Return the number of lines in which the word "data" appears; add nothing else.

╭─ Excerpted records

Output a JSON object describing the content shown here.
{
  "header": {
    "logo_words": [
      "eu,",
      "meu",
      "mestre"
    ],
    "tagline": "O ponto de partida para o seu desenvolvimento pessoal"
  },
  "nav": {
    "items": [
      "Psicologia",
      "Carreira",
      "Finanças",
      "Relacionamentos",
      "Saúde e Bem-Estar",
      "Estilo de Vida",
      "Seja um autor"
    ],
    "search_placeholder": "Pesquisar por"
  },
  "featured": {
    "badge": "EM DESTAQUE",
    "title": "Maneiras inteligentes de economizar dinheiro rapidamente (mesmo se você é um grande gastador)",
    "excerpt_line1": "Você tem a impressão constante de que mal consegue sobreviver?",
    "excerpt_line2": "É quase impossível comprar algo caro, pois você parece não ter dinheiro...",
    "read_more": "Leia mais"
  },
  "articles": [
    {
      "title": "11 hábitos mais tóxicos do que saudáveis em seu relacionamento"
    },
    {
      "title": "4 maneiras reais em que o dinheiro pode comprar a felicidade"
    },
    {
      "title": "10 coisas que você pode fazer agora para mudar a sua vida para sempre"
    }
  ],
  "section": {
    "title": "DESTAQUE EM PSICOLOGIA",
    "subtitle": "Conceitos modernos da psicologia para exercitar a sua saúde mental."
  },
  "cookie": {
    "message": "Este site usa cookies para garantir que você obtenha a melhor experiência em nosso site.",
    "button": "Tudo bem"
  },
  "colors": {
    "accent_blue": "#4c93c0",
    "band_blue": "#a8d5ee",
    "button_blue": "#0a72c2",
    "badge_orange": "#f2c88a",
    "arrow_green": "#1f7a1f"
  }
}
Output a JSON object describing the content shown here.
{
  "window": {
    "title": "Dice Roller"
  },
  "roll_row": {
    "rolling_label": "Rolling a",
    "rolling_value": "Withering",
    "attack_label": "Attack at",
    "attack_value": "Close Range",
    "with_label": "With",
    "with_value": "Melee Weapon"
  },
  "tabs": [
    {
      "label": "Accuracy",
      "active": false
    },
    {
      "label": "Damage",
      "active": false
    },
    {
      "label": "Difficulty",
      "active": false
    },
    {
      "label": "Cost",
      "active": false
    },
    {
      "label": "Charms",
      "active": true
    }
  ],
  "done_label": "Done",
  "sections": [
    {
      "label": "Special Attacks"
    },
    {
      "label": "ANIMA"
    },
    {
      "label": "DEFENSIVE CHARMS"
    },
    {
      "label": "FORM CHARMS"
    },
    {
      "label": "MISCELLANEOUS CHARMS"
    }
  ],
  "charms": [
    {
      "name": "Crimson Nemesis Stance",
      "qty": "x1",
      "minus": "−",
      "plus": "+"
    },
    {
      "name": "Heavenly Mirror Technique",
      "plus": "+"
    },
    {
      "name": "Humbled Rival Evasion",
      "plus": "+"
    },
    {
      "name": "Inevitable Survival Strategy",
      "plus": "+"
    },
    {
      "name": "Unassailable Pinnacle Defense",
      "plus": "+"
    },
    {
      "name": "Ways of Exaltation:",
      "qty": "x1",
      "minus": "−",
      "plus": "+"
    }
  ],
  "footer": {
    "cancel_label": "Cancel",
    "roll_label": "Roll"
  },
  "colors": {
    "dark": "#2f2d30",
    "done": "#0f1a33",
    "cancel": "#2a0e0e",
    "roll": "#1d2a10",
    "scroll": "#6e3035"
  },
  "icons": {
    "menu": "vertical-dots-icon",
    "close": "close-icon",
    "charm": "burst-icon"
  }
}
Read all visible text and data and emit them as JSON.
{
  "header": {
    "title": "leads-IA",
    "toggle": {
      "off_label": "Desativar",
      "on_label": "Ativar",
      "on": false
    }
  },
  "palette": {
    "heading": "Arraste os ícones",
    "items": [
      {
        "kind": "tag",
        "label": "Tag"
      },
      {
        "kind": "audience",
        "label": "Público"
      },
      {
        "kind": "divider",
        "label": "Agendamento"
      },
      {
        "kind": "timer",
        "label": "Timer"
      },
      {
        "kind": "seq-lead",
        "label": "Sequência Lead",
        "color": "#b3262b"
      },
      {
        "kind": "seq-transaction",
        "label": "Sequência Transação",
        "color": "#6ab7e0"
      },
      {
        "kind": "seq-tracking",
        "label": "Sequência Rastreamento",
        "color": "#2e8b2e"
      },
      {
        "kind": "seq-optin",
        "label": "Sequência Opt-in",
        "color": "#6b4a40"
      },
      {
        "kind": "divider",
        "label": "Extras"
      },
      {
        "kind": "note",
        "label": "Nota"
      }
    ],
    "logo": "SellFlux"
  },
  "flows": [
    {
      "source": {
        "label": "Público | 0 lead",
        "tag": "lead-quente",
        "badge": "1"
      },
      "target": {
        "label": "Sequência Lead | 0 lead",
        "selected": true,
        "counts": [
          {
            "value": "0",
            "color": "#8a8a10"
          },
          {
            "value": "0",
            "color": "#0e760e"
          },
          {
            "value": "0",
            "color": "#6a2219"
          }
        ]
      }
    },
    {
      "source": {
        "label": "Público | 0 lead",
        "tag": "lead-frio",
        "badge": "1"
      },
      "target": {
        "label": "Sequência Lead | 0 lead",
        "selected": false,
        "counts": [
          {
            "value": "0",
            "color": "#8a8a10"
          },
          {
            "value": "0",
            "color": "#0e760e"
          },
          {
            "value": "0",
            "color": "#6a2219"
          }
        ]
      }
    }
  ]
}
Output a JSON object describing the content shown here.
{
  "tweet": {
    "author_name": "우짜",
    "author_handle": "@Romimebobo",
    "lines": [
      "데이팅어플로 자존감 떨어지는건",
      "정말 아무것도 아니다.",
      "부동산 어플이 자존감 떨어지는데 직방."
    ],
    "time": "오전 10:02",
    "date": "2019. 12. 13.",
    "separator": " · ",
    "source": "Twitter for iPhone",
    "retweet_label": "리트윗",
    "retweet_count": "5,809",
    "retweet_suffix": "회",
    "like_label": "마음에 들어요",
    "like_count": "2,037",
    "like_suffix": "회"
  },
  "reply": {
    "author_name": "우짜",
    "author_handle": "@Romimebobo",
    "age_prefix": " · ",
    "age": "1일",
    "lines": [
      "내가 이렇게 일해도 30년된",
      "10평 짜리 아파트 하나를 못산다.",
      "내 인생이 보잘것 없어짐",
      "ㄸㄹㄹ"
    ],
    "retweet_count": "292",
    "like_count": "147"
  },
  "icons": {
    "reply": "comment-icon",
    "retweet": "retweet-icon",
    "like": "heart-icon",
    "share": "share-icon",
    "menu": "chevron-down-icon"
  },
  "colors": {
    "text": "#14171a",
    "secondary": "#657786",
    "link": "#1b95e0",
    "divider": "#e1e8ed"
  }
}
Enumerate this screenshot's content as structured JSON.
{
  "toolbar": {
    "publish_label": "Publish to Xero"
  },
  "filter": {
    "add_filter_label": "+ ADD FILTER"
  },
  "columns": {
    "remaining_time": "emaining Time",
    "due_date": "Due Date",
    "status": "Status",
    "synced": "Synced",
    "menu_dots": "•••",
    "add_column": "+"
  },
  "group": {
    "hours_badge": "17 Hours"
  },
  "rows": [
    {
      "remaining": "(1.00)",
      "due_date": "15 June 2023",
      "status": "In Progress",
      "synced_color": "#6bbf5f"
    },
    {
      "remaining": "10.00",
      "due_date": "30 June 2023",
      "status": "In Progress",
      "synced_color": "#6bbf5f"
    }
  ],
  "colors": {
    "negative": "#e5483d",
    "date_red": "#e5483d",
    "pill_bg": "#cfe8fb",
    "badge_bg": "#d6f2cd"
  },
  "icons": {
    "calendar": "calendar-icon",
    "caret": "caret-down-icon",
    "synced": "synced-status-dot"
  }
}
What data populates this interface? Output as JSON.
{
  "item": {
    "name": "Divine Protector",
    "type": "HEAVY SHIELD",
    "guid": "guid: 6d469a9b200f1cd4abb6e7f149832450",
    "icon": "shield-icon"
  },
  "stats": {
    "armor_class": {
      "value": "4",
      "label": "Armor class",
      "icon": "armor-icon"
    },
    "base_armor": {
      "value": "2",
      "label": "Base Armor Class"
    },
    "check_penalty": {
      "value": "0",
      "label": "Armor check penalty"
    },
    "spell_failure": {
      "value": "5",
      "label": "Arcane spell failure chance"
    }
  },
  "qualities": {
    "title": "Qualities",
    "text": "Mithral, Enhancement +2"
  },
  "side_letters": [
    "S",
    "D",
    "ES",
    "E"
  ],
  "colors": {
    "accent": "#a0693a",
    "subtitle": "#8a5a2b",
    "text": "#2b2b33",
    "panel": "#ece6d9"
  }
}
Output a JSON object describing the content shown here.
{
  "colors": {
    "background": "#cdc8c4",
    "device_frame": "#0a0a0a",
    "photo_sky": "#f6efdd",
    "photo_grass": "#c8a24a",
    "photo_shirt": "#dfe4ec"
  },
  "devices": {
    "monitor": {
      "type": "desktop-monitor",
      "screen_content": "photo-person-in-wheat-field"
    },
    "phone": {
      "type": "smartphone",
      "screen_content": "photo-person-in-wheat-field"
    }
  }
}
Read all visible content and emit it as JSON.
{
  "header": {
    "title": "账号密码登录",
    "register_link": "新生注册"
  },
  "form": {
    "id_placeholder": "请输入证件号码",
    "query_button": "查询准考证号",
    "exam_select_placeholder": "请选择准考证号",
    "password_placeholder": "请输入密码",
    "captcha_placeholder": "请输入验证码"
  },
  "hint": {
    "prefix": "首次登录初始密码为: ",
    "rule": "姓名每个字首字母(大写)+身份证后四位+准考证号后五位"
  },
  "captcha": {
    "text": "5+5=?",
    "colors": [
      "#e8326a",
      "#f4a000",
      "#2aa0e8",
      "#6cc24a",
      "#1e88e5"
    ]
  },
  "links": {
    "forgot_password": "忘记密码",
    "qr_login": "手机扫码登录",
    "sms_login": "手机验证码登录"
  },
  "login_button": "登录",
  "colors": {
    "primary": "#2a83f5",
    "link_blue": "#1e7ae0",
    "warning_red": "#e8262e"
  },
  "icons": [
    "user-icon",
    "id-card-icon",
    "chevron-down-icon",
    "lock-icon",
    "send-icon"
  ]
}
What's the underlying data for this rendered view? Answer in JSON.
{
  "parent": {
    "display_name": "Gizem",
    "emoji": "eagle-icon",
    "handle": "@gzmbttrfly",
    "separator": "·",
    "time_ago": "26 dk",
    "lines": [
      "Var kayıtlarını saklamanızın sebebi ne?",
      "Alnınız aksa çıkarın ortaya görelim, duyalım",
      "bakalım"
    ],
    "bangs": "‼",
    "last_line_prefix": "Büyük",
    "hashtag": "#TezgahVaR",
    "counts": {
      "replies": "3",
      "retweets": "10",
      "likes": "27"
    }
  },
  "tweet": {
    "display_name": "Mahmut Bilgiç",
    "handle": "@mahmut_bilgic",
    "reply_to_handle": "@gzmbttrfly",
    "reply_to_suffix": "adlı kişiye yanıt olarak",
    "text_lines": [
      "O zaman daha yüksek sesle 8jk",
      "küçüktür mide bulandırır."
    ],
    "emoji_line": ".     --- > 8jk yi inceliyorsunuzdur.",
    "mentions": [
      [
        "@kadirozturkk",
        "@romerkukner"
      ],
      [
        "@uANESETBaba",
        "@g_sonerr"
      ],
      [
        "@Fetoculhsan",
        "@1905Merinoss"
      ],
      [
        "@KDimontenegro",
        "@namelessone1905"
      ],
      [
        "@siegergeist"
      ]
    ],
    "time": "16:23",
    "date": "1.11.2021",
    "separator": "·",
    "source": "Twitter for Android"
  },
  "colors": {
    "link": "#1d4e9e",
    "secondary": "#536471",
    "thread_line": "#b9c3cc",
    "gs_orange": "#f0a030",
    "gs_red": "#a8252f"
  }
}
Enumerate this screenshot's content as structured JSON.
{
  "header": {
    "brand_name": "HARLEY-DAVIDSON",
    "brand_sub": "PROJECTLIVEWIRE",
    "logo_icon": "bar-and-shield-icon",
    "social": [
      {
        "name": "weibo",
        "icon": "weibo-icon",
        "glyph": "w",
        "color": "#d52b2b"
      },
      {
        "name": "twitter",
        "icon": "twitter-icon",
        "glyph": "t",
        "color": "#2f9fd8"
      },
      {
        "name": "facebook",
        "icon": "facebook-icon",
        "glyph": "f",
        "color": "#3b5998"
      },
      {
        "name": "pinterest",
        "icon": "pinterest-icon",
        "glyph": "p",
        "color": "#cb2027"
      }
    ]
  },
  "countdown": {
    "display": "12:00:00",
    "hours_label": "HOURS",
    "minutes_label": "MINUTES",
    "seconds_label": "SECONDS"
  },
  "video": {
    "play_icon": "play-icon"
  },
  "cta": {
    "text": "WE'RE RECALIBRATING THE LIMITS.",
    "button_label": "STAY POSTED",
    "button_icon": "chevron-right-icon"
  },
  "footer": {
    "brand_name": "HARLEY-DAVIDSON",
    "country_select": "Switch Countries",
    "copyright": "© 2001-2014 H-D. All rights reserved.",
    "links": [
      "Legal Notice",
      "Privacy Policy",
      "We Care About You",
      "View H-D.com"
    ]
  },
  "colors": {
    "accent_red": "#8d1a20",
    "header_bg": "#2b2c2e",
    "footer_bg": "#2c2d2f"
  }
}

╰─

_The answer_
3